— Instructions to follow —
Repeat the material exactly as it appears.

━━━ Source data ━━━

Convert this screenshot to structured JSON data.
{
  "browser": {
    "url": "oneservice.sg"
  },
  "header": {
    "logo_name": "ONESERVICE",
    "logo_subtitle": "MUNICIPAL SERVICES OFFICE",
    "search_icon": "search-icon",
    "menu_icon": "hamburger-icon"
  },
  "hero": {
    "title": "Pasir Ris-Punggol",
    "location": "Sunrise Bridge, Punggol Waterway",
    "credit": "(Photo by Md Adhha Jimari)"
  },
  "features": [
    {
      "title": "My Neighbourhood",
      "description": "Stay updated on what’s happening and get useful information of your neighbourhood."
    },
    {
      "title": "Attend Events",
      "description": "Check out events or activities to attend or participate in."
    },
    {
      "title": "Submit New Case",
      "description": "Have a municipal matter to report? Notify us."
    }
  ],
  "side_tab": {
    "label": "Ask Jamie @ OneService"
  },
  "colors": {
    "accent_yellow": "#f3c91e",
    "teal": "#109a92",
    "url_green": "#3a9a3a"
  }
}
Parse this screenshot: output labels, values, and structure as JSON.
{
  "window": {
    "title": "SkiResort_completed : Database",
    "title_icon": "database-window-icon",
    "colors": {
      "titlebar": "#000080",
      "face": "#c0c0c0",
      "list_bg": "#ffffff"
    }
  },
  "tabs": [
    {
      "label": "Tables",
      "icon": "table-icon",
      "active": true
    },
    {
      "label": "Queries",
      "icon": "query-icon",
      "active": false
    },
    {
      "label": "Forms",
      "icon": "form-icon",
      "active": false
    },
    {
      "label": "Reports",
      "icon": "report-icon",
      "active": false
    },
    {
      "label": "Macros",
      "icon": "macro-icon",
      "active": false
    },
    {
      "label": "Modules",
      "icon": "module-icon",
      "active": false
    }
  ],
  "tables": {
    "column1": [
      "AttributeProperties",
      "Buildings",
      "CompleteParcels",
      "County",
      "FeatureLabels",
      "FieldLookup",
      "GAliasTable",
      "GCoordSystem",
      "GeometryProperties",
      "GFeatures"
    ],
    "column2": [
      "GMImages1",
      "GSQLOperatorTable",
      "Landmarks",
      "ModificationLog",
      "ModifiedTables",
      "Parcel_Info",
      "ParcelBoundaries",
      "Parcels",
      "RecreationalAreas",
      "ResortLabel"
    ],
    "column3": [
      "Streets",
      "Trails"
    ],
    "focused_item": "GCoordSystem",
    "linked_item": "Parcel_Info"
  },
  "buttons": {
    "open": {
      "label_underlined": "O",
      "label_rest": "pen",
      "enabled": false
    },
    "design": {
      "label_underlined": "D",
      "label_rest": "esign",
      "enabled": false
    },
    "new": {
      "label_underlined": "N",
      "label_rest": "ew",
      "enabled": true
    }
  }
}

━━━

— Solved problem —
Convert this screenshot to structured JSON data.
{
  "browser": {
    "url": "oneservice.sg"
  },
  "header": {
    "logo_name": "ONESERVICE",
    "logo_subtitle": "MUNICIPAL SERVICES OFFICE",
    "search_icon": "search-icon",
    "menu_icon": "hamburger-icon"
  },
  "hero": {
    "title": "Pasir Ris-Punggol",
    "location": "Sunrise Bridge, Punggol Waterway",
    "credit": "(Photo by Md Adhha Jimari)"
  },
  "features": [
    {
      "title": "My Neighbourhood",
      "description": "Stay updated on what’s happening and get useful information of your neighbourhood."
    },
    {
      "title": "Attend Events",
      "description": "Check out events or activities to attend or participate in."
    },
    {
      "title": "Submit New Case",
      "description": "Have a municipal matter to report? Notify us."
    }
  ],
  "side_tab": {
    "label": "Ask Jamie @ OneService"
  },
  "colors": {
    "accent_yellow": "#f3c91e",
    "teal": "#109a92",
    "url_green": "#3a9a3a"
  }
}
Parse this screenshot: output labels, values, and structure as JSON.
{
  "window": {
    "title": "SkiResort_completed : Database",
    "title_icon": "database-window-icon",
    "colors": {
      "titlebar": "#000080",
      "face": "#c0c0c0",
      "list_bg": "#ffffff"
    }
  },
  "tabs": [
    {
      "label": "Tables",
      "icon": "table-icon",
      "active": true
    },
    {
      "label": "Queries",
      "icon": "query-icon",
      "active": false
    },
    {
      "label": "Forms",
      "icon": "form-icon",
      "active": false
    },
    {
      "label": "Reports",
      "icon": "report-icon",
      "active": false
    },
    {
      "label": "Macros",
      "icon": "macro-icon",
      "active": false
    },
    {
      "label": "Modules",
      "icon": "module-icon",
      "active": false
    }
  ],
  "tables": {
    "column1": [
      "AttributeProperties",
      "Buildings",
      "CompleteParcels",
      "County",
      "FeatureLabels",
      "FieldLookup",
      "GAliasTable",
      "GCoordSystem",
      "GeometryProperties",
      "GFeatures"
    ],
    "column2": [
      "GMImages1",
      "GSQLOperatorTable",
      "Landmarks",
      "ModificationLog",
      "ModifiedTables",
      "Parcel_Info",
      "ParcelBoundaries",
      "Parcels",
      "RecreationalAreas",
      "ResortLabel"
    ],
    "column3": [
      "Streets",
      "Trails"
    ],
    "focused_item": "GCoordSystem",
    "linked_item": "Parcel_Info"
  },
  "buttons": {
    "open": {
      "label_underlined": "O",
      "label_rest": "pen",
      "enabled": false
    },
    "design": {
      "label_underlined": "D",
      "label_rest": "esign",
      "enabled": false
    },
    "new": {
      "label_underlined": "N",
      "label_rest": "ew",
      "enabled": true
    }
  }
}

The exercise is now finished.